**Objective:**
Beneath this task is a listing; retype all of it exactly.

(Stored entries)
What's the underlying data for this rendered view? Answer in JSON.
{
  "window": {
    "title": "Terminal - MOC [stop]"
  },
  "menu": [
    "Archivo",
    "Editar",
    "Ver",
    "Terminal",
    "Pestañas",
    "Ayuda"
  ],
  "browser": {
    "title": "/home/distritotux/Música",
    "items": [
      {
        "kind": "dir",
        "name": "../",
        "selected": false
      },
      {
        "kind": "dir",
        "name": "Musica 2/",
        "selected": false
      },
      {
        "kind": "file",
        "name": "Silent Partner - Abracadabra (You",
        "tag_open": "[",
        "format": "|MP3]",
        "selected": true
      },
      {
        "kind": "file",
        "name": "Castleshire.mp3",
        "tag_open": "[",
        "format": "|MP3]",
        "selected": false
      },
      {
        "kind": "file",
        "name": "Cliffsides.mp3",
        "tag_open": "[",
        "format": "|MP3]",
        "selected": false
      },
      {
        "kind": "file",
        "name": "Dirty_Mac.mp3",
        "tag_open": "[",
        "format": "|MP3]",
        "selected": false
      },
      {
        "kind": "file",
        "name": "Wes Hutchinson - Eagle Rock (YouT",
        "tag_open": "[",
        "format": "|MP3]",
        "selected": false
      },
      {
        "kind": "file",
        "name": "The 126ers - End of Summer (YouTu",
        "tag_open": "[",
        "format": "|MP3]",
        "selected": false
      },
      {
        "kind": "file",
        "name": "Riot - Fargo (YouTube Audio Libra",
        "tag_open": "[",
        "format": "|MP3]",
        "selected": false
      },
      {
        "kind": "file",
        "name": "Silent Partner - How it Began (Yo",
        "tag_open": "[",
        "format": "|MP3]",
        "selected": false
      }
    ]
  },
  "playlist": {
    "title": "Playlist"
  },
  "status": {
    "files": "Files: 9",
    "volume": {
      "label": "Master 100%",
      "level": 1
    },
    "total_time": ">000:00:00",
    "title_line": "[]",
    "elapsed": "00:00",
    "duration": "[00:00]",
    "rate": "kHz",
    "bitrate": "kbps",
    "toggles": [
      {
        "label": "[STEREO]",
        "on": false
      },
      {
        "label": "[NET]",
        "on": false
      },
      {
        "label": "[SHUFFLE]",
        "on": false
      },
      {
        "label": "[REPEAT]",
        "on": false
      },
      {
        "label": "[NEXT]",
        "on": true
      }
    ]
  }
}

**Response to the task:**
What's the underlying data for this rendered view? Answer in JSON.
{
  "window": {
    "title": "Terminal - MOC [stop]"
  },
  "menu": [
    "Archivo",
    "Editar",
    "Ver",
    "Terminal",
    "Pestañas",
    "Ayuda"
  ],
  "browser": {
    "title": "/home/distritotux/Música",
    "items": [
      {
        "kind": "dir",
        "name": "../",
        "selected": false
      },
      {
        "kind": "dir",
        "name": "Musica 2/",
        "selected": false
      },
      {
        "kind": "file",
        "name": "Silent Partner - Abracadabra (You",
        "tag_open": "[",
        "format": "|MP3]",
        "selected": true
      },
      {
        "kind": "file",
        "name": "Castleshire.mp3",
        "tag_open": "[",
        "format": "|MP3]",
        "selected": false
      },
      {
        "kind": "file",
        "name": "Cliffsides.mp3",
        "tag_open": "[",
        "format": "|MP3]",
        "selected": false
      },
      {
        "kind": "file",
        "name": "Dirty_Mac.mp3",
        "tag_open": "[",
        "format": "|MP3]",
        "selected": false
      },
      {
        "kind": "file",
        "name": "Wes Hutchinson - Eagle Rock (YouT",
        "tag_open": "[",
        "format": "|MP3]",
        "selected": false
      },
      {
        "kind": "file",
        "name": "The 126ers - End of Summer (YouTu",
        "tag_open": "[",
        "format": "|MP3]",
        "selected": false
      },
      {
        "kind": "file",
        "name": "Riot - Fargo (YouTube Audio Libra",
        "tag_open": "[",
        "format": "|MP3]",
        "selected": false
      },
      {
        "kind": "file",
        "name": "Silent Partner - How it Began (Yo",
        "tag_open": "[",
        "format": "|MP3]",
        "selected": false
      }
    ]
  },
  "playlist": {
    "title": "Playlist"
  },
  "status": {
    "files": "Files: 9",
    "volume": {
      "label": "Master 100%",
      "level": 1
    },
    "total_time": ">000:00:00",
    "title_line": "[]",
    "elapsed": "00:00",
    "duration": "[00:00]",
    "rate": "kHz",
    "bitrate": "kbps",
    "toggles": [
      {
        "label": "[STEREO]",
        "on": false
      },
      {
        "label": "[NET]",
        "on": false
      },
      {
        "label": "[SHUFFLE]",
        "on": false
      },
      {
        "label": "[REPEAT]",
        "on": false
      },
      {
        "label": "[NEXT]",
        "on": true
      }
    ]
  }
}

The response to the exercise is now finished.